Aim: Report every line in the listing that contains the string "energy".

** start Input material **

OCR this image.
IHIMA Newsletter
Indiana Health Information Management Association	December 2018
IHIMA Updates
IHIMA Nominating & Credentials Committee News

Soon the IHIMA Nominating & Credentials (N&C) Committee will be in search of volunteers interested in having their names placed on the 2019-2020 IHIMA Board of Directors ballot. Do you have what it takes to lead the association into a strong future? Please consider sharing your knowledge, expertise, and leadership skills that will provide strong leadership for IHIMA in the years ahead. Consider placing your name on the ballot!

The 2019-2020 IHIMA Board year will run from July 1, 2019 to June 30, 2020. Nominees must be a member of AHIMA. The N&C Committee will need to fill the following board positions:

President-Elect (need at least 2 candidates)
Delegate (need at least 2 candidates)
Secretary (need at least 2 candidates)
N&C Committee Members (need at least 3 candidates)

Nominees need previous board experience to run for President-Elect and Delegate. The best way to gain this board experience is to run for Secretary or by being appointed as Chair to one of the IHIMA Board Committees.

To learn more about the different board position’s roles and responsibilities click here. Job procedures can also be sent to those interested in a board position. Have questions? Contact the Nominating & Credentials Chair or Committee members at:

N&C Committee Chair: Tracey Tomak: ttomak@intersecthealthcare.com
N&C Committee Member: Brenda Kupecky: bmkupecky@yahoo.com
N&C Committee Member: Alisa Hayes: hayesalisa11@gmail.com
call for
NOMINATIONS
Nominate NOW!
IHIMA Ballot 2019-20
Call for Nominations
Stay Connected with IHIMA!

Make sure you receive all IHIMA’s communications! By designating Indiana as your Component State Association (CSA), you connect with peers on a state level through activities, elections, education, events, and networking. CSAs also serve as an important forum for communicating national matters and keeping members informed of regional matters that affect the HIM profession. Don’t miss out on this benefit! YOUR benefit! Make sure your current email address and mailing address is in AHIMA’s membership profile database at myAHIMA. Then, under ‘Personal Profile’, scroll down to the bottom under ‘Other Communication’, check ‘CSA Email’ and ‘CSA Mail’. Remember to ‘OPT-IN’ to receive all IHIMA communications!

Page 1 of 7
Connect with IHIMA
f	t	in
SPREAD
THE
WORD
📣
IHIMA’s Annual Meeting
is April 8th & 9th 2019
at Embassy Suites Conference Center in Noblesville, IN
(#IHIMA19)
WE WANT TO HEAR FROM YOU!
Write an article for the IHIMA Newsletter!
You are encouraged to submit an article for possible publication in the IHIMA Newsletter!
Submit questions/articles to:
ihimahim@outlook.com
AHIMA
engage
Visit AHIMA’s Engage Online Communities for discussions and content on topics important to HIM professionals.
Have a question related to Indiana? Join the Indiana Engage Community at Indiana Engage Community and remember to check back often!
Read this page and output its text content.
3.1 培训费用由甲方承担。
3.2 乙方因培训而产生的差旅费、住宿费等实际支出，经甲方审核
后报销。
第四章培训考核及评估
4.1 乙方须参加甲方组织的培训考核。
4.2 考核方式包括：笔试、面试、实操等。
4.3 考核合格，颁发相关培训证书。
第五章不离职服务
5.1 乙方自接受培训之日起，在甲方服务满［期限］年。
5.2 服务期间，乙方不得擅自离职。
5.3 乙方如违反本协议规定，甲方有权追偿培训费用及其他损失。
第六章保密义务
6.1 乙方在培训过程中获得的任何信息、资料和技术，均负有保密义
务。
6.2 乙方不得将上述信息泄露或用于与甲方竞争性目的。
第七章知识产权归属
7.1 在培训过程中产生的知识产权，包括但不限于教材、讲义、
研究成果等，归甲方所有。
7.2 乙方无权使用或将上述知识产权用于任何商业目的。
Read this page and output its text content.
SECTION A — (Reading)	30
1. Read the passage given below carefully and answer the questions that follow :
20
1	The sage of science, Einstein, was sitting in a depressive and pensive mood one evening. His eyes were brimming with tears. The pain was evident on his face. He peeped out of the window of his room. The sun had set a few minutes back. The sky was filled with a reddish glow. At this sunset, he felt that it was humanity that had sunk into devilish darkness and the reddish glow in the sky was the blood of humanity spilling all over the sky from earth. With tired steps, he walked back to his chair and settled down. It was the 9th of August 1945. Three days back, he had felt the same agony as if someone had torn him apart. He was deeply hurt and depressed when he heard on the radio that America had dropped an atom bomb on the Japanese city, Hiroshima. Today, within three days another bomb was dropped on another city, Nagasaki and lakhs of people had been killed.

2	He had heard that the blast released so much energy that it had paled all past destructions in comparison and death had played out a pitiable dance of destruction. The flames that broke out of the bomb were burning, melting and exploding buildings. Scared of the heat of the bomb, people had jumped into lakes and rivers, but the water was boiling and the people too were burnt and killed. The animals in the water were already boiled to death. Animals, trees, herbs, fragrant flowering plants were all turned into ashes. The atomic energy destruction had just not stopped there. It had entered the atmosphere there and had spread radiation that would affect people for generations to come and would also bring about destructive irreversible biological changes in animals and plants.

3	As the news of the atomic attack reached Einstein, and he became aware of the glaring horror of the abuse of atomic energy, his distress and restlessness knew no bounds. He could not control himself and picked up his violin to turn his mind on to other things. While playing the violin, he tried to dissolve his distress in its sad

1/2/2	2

** end Input material **

Output below:
2	He had heard that the blast released so much energy that it had paled all past destructions in comparison and death had played out a pitiable dance of destruction. The flames that broke out of the bomb were burning, melting and exploding buildings. Scared of the heat of the bomb, people had jumped into lakes and rivers, but the water was boiling and the people too were burnt and killed. The animals in the water were already boiled to death. Animals, trees, herbs, fragrant flowering plants were all turned into ashes. The atomic energy destruction had just not stopped there. It had entered the atmosphere there and had spread radiation that would affect people for generations to come and would also bring about destructive irreversible biological changes in animals and plants.
3	As the news of the atomic attack reached Einstein, and he became aware of the glaring horror of the abuse of atomic energy, his distress and restlessness knew no bounds. He could not control himself and picked up his violin to turn his mind on to other things. While playing the violin, he tried to dissolve his distress in its sad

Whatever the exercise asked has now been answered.